▶ **DIRECTIONS**:
Locate each line holding the string "title" and copy it.

Raw records:
==*==

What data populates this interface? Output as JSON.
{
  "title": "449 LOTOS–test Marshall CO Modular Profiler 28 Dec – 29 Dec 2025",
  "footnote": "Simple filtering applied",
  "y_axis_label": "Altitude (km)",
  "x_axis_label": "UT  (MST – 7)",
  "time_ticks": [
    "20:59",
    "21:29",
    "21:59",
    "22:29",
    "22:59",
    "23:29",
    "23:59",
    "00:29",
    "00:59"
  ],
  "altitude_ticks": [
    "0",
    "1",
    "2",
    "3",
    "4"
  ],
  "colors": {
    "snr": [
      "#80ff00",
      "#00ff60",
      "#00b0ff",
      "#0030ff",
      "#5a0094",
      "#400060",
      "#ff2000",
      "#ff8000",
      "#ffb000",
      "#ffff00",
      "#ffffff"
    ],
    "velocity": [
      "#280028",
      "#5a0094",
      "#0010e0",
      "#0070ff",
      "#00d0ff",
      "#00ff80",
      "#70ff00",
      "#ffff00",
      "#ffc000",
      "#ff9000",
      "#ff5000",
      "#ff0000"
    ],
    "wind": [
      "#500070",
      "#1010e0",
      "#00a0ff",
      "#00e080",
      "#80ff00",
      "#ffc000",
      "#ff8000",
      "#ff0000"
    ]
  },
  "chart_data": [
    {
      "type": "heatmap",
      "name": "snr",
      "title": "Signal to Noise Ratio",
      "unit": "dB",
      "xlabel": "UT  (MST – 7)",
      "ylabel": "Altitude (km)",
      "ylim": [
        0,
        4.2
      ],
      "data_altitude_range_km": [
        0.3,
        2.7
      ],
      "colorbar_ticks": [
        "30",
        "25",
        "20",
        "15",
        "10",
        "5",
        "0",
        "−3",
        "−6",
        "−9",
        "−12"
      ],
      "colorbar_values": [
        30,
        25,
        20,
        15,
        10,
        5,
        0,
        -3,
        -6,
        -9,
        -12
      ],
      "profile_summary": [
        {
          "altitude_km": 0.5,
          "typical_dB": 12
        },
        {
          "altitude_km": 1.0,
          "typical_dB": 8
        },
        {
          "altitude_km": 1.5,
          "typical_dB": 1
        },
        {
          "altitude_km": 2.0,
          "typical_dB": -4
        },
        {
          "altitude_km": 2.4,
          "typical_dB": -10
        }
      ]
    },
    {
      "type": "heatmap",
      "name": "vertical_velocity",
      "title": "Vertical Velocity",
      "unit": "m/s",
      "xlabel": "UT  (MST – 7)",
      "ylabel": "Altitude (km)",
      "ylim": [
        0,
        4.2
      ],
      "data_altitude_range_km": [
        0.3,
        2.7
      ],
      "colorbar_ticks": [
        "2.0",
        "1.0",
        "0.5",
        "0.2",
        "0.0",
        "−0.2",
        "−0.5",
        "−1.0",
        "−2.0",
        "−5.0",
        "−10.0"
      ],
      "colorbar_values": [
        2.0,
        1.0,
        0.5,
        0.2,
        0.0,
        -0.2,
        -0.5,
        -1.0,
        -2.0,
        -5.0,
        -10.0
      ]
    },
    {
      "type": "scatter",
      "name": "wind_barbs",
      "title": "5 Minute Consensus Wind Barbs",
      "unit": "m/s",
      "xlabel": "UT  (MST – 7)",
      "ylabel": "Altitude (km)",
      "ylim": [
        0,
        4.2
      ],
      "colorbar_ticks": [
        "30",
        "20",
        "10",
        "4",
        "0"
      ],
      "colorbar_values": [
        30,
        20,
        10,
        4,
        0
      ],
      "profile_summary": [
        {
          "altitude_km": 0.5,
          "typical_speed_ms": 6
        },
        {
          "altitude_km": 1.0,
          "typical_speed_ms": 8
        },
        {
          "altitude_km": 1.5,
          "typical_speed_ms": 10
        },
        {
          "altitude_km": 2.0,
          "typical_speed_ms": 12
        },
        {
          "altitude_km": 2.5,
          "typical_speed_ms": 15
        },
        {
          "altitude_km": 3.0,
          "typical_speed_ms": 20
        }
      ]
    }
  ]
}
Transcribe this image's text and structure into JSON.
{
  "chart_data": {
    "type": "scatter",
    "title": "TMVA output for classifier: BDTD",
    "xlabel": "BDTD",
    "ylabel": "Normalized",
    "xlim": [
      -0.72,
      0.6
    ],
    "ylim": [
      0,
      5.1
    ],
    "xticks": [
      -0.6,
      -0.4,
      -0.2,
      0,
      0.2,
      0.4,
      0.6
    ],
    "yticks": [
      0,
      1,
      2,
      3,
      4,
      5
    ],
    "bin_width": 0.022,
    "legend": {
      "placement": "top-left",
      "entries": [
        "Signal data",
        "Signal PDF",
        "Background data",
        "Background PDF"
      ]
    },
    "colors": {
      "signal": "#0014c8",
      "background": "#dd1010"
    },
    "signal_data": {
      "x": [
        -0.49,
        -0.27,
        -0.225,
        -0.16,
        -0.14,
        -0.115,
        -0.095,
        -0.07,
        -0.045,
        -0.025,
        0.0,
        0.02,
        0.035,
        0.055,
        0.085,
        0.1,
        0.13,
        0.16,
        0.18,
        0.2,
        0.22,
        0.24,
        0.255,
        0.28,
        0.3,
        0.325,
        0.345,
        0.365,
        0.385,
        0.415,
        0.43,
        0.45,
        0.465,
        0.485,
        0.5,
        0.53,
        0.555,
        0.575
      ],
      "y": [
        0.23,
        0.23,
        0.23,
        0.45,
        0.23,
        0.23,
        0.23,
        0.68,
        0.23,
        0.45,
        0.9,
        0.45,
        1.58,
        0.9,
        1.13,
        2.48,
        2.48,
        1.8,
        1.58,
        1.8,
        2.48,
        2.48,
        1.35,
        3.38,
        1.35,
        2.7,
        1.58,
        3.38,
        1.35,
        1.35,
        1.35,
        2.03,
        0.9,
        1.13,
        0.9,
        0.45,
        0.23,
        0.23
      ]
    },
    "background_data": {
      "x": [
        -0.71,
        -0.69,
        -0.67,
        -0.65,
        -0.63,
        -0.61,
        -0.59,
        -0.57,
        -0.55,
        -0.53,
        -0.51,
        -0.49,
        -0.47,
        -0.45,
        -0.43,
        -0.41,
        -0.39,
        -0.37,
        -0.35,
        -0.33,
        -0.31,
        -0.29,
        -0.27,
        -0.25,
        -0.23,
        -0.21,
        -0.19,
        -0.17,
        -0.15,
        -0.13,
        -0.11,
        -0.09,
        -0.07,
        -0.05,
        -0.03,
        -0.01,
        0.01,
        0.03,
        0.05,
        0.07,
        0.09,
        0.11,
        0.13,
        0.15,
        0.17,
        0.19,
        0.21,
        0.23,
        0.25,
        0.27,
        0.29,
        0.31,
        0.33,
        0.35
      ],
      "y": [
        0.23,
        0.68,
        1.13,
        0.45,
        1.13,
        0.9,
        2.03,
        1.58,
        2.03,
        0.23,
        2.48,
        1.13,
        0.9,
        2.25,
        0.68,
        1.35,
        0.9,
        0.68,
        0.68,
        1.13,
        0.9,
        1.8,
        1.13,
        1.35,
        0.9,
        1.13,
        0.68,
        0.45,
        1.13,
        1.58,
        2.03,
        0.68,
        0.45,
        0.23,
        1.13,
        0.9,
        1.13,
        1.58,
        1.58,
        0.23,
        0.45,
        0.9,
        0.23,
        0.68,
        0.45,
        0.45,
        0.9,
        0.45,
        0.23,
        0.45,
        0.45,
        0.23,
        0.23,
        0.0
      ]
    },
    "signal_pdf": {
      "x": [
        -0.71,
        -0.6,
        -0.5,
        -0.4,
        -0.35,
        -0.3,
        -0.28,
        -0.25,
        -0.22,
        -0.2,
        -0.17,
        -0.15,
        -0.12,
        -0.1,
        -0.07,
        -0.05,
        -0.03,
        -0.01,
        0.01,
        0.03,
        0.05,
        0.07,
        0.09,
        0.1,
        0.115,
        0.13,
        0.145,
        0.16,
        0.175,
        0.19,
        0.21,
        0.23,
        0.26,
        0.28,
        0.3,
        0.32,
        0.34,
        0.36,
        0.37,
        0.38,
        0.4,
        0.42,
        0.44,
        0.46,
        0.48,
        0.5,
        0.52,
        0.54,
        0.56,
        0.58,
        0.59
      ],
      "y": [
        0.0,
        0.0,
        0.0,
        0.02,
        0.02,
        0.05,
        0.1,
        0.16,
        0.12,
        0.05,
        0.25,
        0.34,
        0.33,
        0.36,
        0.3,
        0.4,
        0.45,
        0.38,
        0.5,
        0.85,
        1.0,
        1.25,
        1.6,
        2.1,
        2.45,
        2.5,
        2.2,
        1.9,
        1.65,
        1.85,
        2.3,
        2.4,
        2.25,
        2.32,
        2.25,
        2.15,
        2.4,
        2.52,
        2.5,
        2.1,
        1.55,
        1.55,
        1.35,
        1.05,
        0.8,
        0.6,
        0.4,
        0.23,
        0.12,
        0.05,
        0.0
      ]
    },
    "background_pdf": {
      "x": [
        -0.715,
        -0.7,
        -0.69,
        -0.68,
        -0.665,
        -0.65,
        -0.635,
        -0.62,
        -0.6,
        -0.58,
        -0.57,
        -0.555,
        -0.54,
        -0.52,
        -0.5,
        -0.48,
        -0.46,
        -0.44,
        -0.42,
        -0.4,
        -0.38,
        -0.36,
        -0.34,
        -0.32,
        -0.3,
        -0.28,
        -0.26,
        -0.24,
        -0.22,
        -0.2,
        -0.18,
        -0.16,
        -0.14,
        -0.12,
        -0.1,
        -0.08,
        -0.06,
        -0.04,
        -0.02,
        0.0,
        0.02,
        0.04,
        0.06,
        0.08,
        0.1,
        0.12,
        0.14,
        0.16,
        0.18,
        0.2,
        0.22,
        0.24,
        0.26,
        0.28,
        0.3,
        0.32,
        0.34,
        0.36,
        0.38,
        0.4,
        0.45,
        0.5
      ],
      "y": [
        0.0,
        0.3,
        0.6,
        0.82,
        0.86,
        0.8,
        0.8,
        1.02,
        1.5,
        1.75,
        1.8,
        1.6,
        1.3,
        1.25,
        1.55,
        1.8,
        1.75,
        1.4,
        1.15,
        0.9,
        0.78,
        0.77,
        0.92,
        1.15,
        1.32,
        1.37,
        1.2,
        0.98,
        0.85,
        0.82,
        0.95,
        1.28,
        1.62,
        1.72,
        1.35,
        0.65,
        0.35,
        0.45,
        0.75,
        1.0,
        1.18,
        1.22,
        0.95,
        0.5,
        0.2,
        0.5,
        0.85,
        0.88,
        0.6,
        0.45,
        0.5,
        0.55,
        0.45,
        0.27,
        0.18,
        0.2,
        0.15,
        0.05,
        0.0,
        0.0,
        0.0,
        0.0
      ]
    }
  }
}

==*==

▶ **FULL ANSWER**:
  "title": "449 LOTOS–test Marshall CO Modular Profiler 28 Dec – 29 Dec 2025",
      "title": "Signal to Noise Ratio",
      "title": "Vertical Velocity",
      "title": "5 Minute Consensus Wind Barbs",
    "title": "TMVA output for classifier: BDTD",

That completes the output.